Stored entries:
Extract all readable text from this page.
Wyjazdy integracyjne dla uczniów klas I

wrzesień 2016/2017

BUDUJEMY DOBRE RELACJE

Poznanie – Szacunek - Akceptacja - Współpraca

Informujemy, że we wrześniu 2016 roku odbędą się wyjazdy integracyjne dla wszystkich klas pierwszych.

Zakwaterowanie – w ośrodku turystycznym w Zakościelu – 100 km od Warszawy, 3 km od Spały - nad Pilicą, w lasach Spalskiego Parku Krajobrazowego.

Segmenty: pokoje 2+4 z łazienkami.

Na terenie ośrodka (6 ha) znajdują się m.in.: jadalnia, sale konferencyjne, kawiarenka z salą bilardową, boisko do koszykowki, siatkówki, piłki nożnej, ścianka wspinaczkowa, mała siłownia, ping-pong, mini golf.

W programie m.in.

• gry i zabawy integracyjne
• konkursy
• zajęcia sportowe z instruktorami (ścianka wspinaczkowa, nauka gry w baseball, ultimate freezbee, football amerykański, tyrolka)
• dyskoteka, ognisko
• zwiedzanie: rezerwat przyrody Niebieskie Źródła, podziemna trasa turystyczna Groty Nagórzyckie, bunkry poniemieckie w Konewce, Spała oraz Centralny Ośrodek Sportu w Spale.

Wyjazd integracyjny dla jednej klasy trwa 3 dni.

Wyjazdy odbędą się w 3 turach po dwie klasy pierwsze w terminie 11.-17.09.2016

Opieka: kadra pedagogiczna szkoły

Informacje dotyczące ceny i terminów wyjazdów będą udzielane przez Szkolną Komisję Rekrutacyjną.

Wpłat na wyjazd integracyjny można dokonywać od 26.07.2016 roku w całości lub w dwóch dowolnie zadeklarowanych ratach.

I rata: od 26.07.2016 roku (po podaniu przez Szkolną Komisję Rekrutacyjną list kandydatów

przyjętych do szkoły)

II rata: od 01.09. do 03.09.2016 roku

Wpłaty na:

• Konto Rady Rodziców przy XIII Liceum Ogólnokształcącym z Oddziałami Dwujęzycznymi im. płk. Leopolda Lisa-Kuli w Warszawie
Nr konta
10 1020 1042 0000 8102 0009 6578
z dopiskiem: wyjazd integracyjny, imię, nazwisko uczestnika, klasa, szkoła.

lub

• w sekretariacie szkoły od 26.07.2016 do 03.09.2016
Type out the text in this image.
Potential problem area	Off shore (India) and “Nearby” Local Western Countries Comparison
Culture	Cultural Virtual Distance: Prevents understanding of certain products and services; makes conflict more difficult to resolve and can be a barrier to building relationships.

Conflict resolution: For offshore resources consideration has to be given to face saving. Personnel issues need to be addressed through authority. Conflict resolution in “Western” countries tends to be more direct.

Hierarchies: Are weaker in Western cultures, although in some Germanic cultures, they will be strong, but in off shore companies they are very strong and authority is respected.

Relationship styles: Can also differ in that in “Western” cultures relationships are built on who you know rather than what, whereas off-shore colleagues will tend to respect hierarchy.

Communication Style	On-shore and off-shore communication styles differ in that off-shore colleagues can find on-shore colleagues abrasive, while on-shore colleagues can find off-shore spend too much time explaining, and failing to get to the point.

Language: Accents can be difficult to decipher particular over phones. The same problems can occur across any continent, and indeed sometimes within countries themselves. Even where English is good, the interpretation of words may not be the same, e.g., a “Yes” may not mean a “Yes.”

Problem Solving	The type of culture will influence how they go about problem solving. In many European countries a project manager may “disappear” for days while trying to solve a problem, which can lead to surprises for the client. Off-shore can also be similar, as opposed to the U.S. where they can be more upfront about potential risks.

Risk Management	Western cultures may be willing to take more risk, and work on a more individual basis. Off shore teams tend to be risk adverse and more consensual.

> **TASK TO CARRY OUT**: Count every line in the listing above that holds "they", then report only the count.

> **WRITTEN ANSWER**: 2